=== DATA LINES ===

^^^^^^^^^^^^^^^^

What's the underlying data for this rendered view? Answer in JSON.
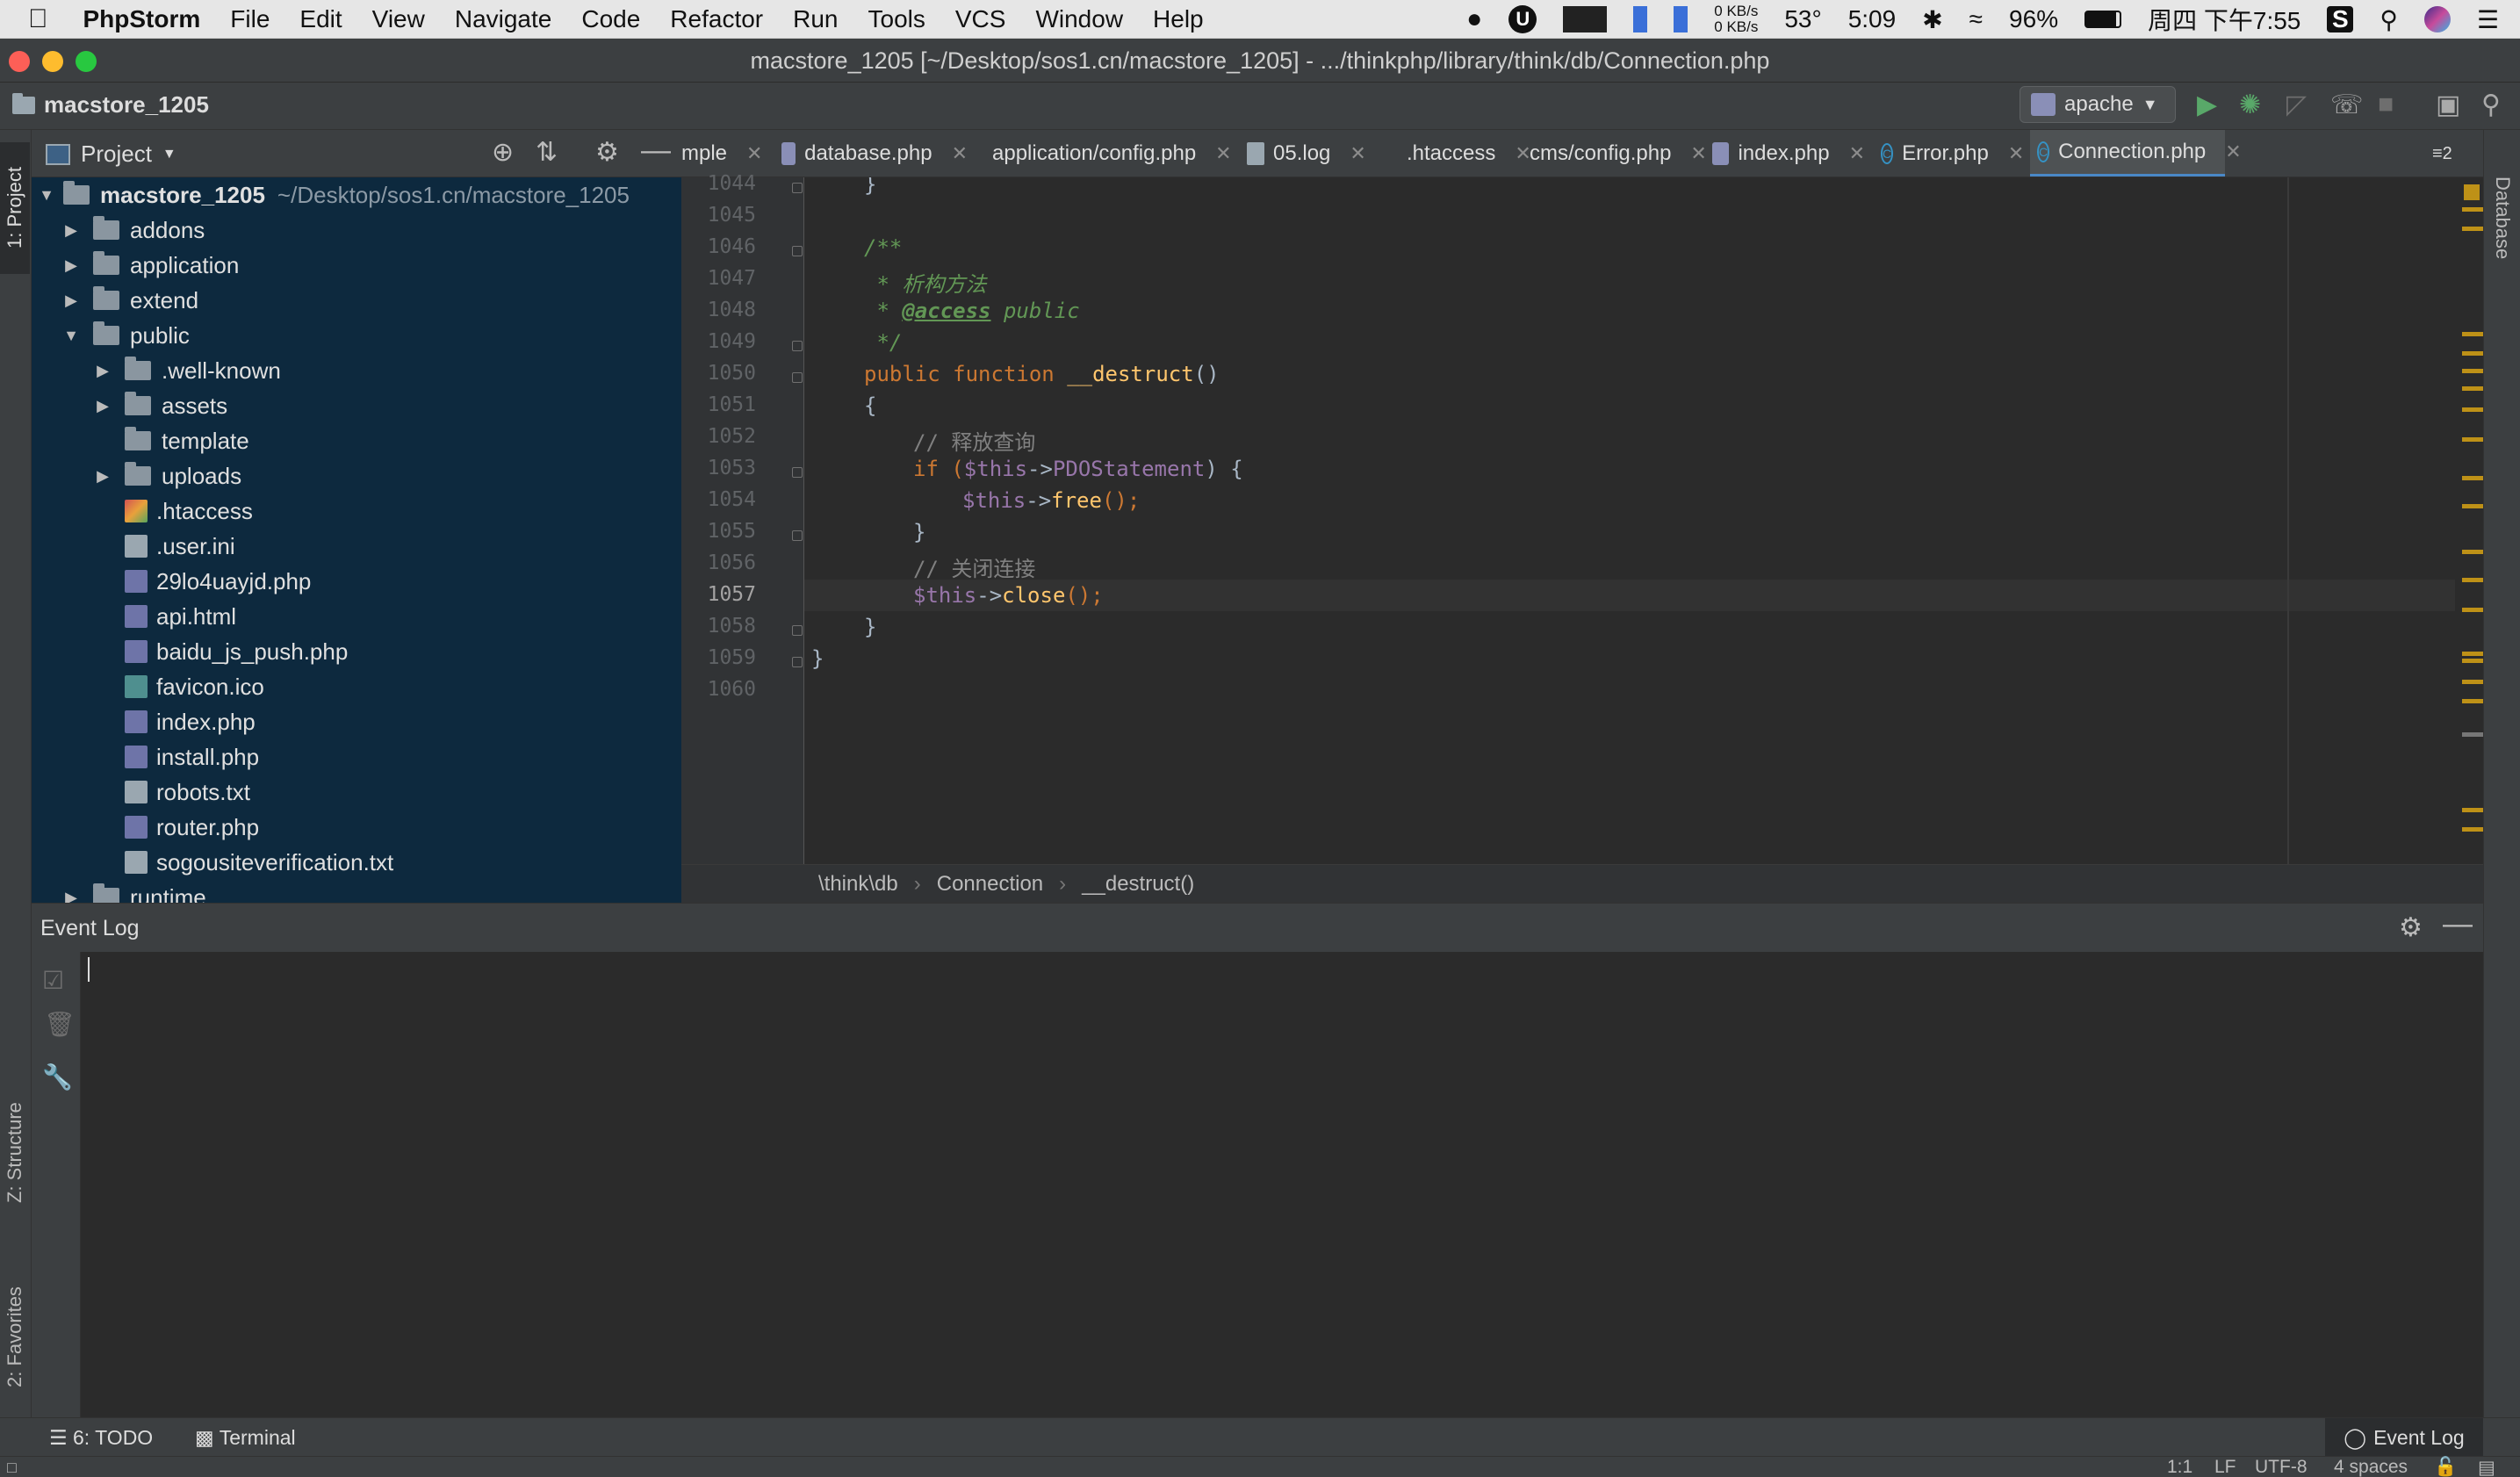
{
  "menubar": {
    "app_name": "PhpStorm",
    "menus": [
      "File",
      "Edit",
      "View",
      "Navigate",
      "Code",
      "Refactor",
      "Run",
      "Tools",
      "VCS",
      "Window",
      "Help"
    ],
    "net_up": "0 KB/s",
    "net_down": "0 KB/s",
    "temperature": "53°",
    "battery_time": "5:09",
    "battery_percent": "96%",
    "clock": "周四 下午7:55"
  },
  "window": {
    "title": "macstore_1205 [~/Desktop/sos1.cn/macstore_1205] - .../thinkphp/library/think/db/Connection.php"
  },
  "navbar": {
    "project_name": "macstore_1205",
    "run_config": "apache"
  },
  "project_panel": {
    "header": "Project",
    "root_name": "macstore_1205",
    "root_path": "~/Desktop/sos1.cn/macstore_1205",
    "items": [
      {
        "label": "addons",
        "type": "folder",
        "level": 1,
        "expanded": false
      },
      {
        "label": "application",
        "type": "folder",
        "level": 1,
        "expanded": false
      },
      {
        "label": "extend",
        "type": "folder",
        "level": 1,
        "expanded": false
      },
      {
        "label": "public",
        "type": "folder",
        "level": 1,
        "expanded": true
      },
      {
        "label": ".well-known",
        "type": "folder",
        "level": 2,
        "expanded": false
      },
      {
        "label": "assets",
        "type": "folder",
        "level": 2,
        "expanded": false
      },
      {
        "label": "template",
        "type": "folder",
        "level": 2,
        "expanded": null
      },
      {
        "label": "uploads",
        "type": "folder",
        "level": 2,
        "expanded": false
      },
      {
        "label": ".htaccess",
        "type": "ht",
        "level": 2
      },
      {
        "label": ".user.ini",
        "type": "txt",
        "level": 2
      },
      {
        "label": "29lo4uayjd.php",
        "type": "php",
        "level": 2
      },
      {
        "label": "api.html",
        "type": "html",
        "level": 2
      },
      {
        "label": "baidu_js_push.php",
        "type": "php",
        "level": 2
      },
      {
        "label": "favicon.ico",
        "type": "ico",
        "level": 2
      },
      {
        "label": "index.php",
        "type": "php",
        "level": 2
      },
      {
        "label": "install.php",
        "type": "php",
        "level": 2
      },
      {
        "label": "robots.txt",
        "type": "txt",
        "level": 2
      },
      {
        "label": "router.php",
        "type": "php",
        "level": 2
      },
      {
        "label": "sogousiteverification.txt",
        "type": "txt",
        "level": 2
      },
      {
        "label": "runtime",
        "type": "folder",
        "level": 1,
        "expanded": false
      }
    ]
  },
  "tabs": [
    {
      "label": "mple",
      "icon": "none"
    },
    {
      "label": "database.php",
      "icon": "php"
    },
    {
      "label": "application/config.php",
      "icon": "php"
    },
    {
      "label": "05.log",
      "icon": "txt"
    },
    {
      "label": ".htaccess",
      "icon": "ht"
    },
    {
      "label": "cms/config.php",
      "icon": "php"
    },
    {
      "label": "index.php",
      "icon": "php"
    },
    {
      "label": "Error.php",
      "icon": "class"
    },
    {
      "label": "Connection.php",
      "icon": "class",
      "active": true
    }
  ],
  "tabs_overflow": "≡2",
  "editor": {
    "line_numbers": [
      "1044",
      "1045",
      "1046",
      "1047",
      "1048",
      "1049",
      "1050",
      "1051",
      "1052",
      "1053",
      "1054",
      "1055",
      "1056",
      "1057",
      "1058",
      "1059",
      "1060"
    ],
    "current_line": "1057",
    "code": {
      "l1044": "}",
      "l1046": "/**",
      "l1047": " * 析构方法",
      "l1048_star": " * ",
      "l1048_tag": "@access",
      "l1048_val": " public",
      "l1049": " */",
      "l1050_kw": "public function ",
      "l1050_fn": "__destruct",
      "l1050_rest": "()",
      "l1051": "{",
      "l1052": "// 释放查询",
      "l1053_if": "if (",
      "l1053_var": "$this",
      "l1053_arrow": "->",
      "l1053_prop": "PDOStatement",
      "l1053_rest": ") {",
      "l1054_var": "$this",
      "l1054_arrow": "->",
      "l1054_fn": "free",
      "l1054_rest": "();",
      "l1055": "}",
      "l1056": "// 关闭连接",
      "l1057_var": "$this",
      "l1057_arrow": "->",
      "l1057_fn": "close",
      "l1057_rest": "();",
      "l1058": "}",
      "l1059": "}"
    }
  },
  "breadcrumb": [
    "\\think\\db",
    "Connection",
    "__destruct()"
  ],
  "right_strip": {
    "database": "Database"
  },
  "left_strip": {
    "project": "1: Project",
    "structure": "Z: Structure",
    "favorites": "2: Favorites"
  },
  "event_log": {
    "title": "Event Log"
  },
  "bottom_bar": {
    "todo": "6: TODO",
    "terminal": "Terminal",
    "event_log": "Event Log"
  },
  "status_bar": {
    "position": "1:1",
    "line_sep": "LF",
    "encoding": "UTF-8",
    "indent": "4 spaces"
  },
  "colors": {
    "tree_bg": "#0d293e",
    "editor_bg": "#2b2b2b",
    "panel_bg": "#3c3f41",
    "accent": "#4a88c7",
    "marker": "#be9117"
  }
}
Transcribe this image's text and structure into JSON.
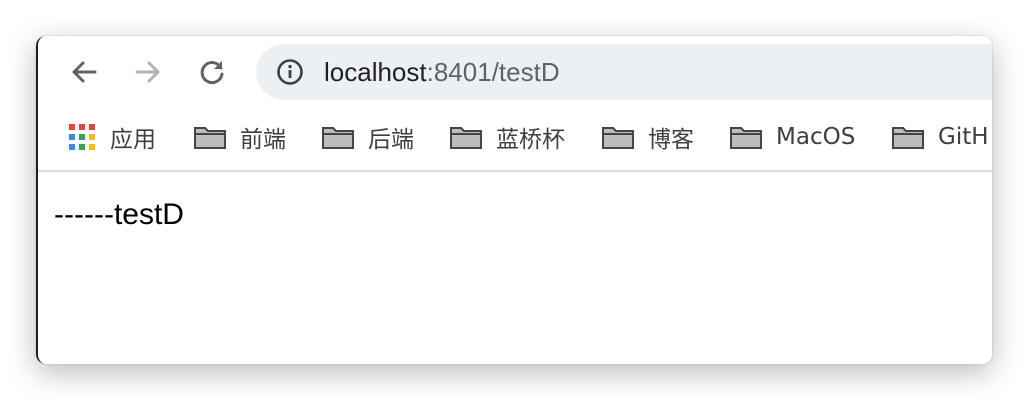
{
  "browser": {
    "url_host": "localhost",
    "url_rest": ":8401/testD"
  },
  "bookmarks": {
    "items": [
      {
        "label": "应用",
        "icon": "apps-grid-icon"
      },
      {
        "label": "前端",
        "icon": "folder-icon"
      },
      {
        "label": "后端",
        "icon": "folder-icon"
      },
      {
        "label": "蓝桥杯",
        "icon": "folder-icon"
      },
      {
        "label": "博客",
        "icon": "folder-icon"
      },
      {
        "label": "MacOS",
        "icon": "folder-icon"
      },
      {
        "label": "GitH",
        "icon": "folder-icon"
      }
    ]
  },
  "page": {
    "text": "------testD"
  },
  "colors": {
    "omnibox_bg": "#edf0f2",
    "apps_red": "#ea4335",
    "apps_blue": "#4285f4",
    "apps_green": "#34a853",
    "apps_yellow": "#fbbc05"
  }
}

^^^^^^^^^^^^^^^^

=== DIRECTION ===
Reproduce all of the data exactly, omitting each picture it holds.

=== WORKED ANSWER ===
What's the underlying data for this rendered view? Answer in JSON.
{
  "menubar": {
    "app_name": "PhpStorm",
    "menus": [
      "File",
      "Edit",
      "View",
      "Navigate",
      "Code",
      "Refactor",
      "Run",
      "Tools",
      "VCS",
      "Window",
      "Help"
    ],
    "net_up": "0 KB/s",
    "net_down": "0 KB/s",
    "temperature": "53°",
    "battery_time": "5:09",
    "battery_percent": "96%",
    "clock": "周四 下午7:55"
  },
  "window": {
    "title": "macstore_1205 [~/Desktop/sos1.cn/macstore_1205] - .../thinkphp/library/think/db/Connection.php"
  },
  "navbar": {
    "project_name": "macstore_1205",
    "run_config": "apache"
  },
  "project_panel": {
    "header": "Project",
    "root_name": "macstore_1205",
    "root_path": "~/Desktop/sos1.cn/macstore_1205",
    "items": [
      {
        "label": "addons",
        "type": "folder",
        "level": 1,
        "expanded": false
      },
      {
        "label": "application",
        "type": "folder",
        "level": 1,
        "expanded": false
      },
      {
        "label": "extend",
        "type": "folder",
        "level": 1,
        "expanded": false
      },
      {
        "label": "public",
        "type": "folder",
        "level": 1,
        "expanded": true
      },
      {
        "label": ".well-known",
        "type": "folder",
        "level": 2,
        "expanded": false
      },
      {
        "label": "assets",
        "type": "folder",
        "level": 2,
        "expanded": false
      },
      {
        "label": "template",
        "type": "folder",
        "level": 2,
        "expanded": null
      },
      {
        "label": "uploads",
        "type": "folder",
        "level": 2,
        "expanded": false
      },
      {
        "label": ".htaccess",
        "type": "ht",
        "level": 2
      },
      {
        "label": ".user.ini",
        "type": "txt",
        "level": 2
      },
      {
        "label": "29lo4uayjd.php",
        "type": "php",
        "level": 2
      },
      {
        "label": "api.html",
        "type": "html",
        "level": 2
      },
      {
        "label": "baidu_js_push.php",
        "type": "php",
        "level": 2
      },
      {
        "label": "favicon.ico",
        "type": "ico",
        "level": 2
      },
      {
        "label": "index.php",
        "type": "php",
        "level": 2
      },
      {
        "label": "install.php",
        "type": "php",
        "level": 2
      },
      {
        "label": "robots.txt",
        "type": "txt",
        "level": 2
      },
      {
        "label": "router.php",
        "type": "php",
        "level": 2
      },
      {
        "label": "sogousiteverification.txt",
        "type": "txt",
        "level": 2
      },
      {
        "label": "runtime",
        "type": "folder",
        "level": 1,
        "expanded": false
      }
    ]
  },
  "tabs": [
    {
      "label": "mple",
      "icon": "none"
    },
    {
      "label": "database.php",
      "icon": "php"
    },
    {
      "label": "application/config.php",
      "icon": "php"
    },
    {
      "label": "05.log",
      "icon": "txt"
    },
    {
      "label": ".htaccess",
      "icon": "ht"
    },
    {
      "label": "cms/config.php",
      "icon": "php"
    },
    {
      "label": "index.php",
      "icon": "php"
    },
    {
      "label": "Error.php",
      "icon": "class"
    },
    {
      "label": "Connection.php",
      "icon": "class",
      "active": true
    }
  ],
  "tabs_overflow": "≡2",
  "editor": {
    "line_numbers": [
      "1044",
      "1045",
      "1046",
      "1047",
      "1048",
      "1049",
      "1050",
      "1051",
      "1052",
      "1053",
      "1054",
      "1055",
      "1056",
      "1057",
      "1058",
      "1059",
      "1060"
    ],
    "current_line": "1057",
    "code": {
      "l1044": "}",
      "l1046": "/**",
      "l1047": " * 析构方法",
      "l1048_star": " * ",
      "l1048_tag": "@access",
      "l1048_val": " public",
      "l1049": " */",
      "l1050_kw": "public function ",
      "l1050_fn": "__destruct",
      "l1050_rest": "()",
      "l1051": "{",
      "l1052": "// 释放查询",
      "l1053_if": "if (",
      "l1053_var": "$this",
      "l1053_arrow": "->",
      "l1053_prop": "PDOStatement",
      "l1053_rest": ") {",
      "l1054_var": "$this",
      "l1054_arrow": "->",
      "l1054_fn": "free",
      "l1054_rest": "();",
      "l1055": "}",
      "l1056": "// 关闭连接",
      "l1057_var": "$this",
      "l1057_arrow": "->",
      "l1057_fn": "close",
      "l1057_rest": "();",
      "l1058": "}",
      "l1059": "}"
    }
  },
  "breadcrumb": [
    "\\think\\db",
    "Connection",
    "__destruct()"
  ],
  "right_strip": {
    "database": "Database"
  },
  "left_strip": {
    "project": "1: Project",
    "structure": "Z: Structure",
    "favorites": "2: Favorites"
  },
  "event_log": {
    "title": "Event Log"
  },
  "bottom_bar": {
    "todo": "6: TODO",
    "terminal": "Terminal",
    "event_log": "Event Log"
  },
  "status_bar": {
    "position": "1:1",
    "line_sep": "LF",
    "encoding": "UTF-8",
    "indent": "4 spaces"
  },
  "colors": {
    "tree_bg": "#0d293e",
    "editor_bg": "#2b2b2b",
    "panel_bg": "#3c3f41",
    "accent": "#4a88c7",
    "marker": "#be9117"
  }
}
Transcribe this image's text and structure into JSON.
{
  "browser": {
    "url_host": "localhost",
    "url_rest": ":8401/testD"
  },
  "bookmarks": {
    "items": [
      {
        "label": "应用",
        "icon": "apps-grid-icon"
      },
      {
        "label": "前端",
        "icon": "folder-icon"
      },
      {
        "label": "后端",
        "icon": "folder-icon"
      },
      {
        "label": "蓝桥杯",
        "icon": "folder-icon"
      },
      {
        "label": "博客",
        "icon": "folder-icon"
      },
      {
        "label": "MacOS",
        "icon": "folder-icon"
      },
      {
        "label": "GitH",
        "icon": "folder-icon"
      }
    ]
  },
  "page": {
    "text": "------testD"
  },
  "colors": {
    "omnibox_bg": "#edf0f2",
    "apps_red": "#ea4335",
    "apps_blue": "#4285f4",
    "apps_green": "#34a853",
    "apps_yellow": "#fbbc05"
  }
}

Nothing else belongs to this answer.